>> START Material supplied

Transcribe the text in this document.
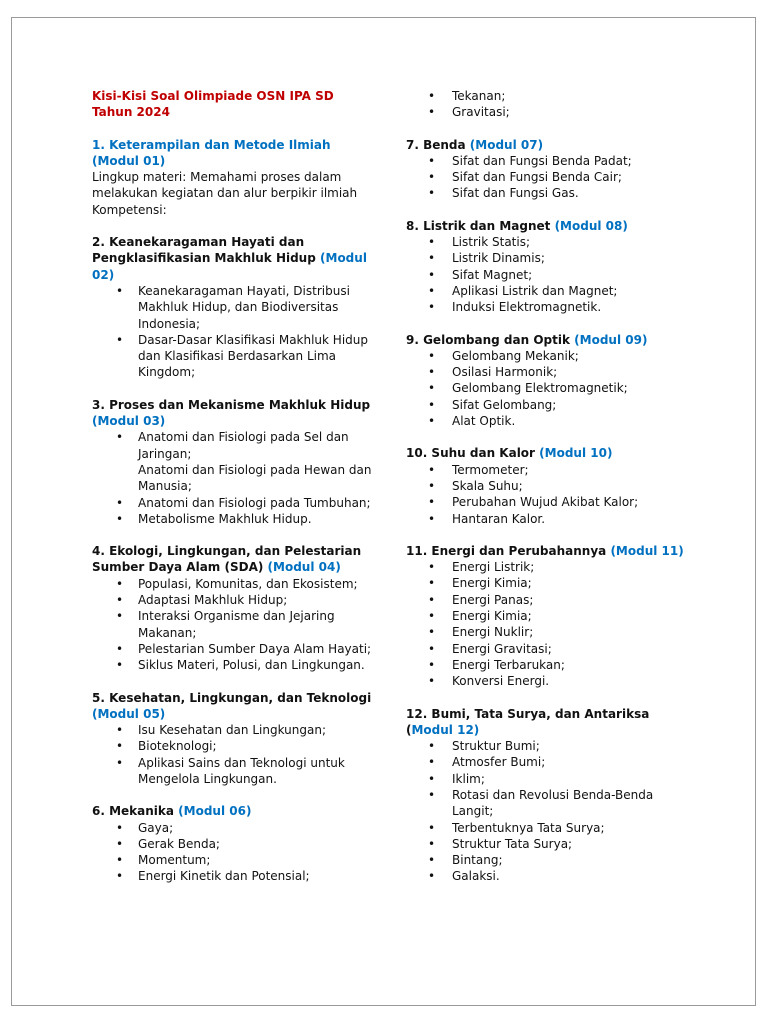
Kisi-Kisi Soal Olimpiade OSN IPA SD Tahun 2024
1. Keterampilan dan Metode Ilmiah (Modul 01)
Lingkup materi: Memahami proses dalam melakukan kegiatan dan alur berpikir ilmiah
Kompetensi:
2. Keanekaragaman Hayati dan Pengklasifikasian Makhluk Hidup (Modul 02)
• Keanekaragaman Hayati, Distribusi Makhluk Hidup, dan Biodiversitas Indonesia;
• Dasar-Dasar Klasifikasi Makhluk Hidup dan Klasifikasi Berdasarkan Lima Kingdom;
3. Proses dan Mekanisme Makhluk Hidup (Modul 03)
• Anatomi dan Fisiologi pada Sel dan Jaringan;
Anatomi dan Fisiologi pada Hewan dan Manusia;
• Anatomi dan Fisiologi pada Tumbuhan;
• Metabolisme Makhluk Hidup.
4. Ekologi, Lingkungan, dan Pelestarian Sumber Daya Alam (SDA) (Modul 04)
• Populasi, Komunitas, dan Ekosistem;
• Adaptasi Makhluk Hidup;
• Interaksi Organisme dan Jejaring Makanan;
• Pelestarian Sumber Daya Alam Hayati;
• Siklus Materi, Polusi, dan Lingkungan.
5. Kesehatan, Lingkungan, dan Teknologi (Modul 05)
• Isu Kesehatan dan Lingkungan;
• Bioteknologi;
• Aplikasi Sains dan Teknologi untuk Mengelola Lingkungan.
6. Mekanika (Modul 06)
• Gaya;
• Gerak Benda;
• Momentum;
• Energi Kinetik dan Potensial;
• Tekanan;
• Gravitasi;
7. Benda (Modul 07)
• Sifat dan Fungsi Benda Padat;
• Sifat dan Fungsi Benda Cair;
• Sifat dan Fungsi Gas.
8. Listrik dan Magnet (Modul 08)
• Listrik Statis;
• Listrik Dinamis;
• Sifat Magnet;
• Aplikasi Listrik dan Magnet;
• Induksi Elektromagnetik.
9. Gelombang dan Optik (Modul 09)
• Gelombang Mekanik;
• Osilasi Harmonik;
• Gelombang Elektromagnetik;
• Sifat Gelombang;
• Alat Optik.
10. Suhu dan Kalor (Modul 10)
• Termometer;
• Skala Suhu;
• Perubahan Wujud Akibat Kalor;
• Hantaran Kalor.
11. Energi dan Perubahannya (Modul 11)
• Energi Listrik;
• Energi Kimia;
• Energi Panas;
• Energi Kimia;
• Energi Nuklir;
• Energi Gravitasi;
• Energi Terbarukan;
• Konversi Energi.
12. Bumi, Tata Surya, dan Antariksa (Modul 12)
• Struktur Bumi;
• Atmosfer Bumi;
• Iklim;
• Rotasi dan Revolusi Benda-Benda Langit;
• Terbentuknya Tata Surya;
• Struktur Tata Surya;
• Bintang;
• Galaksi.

>> END Material supplied

State how many lines of the listing include the word "Gelombang". Reply with the number alone.

4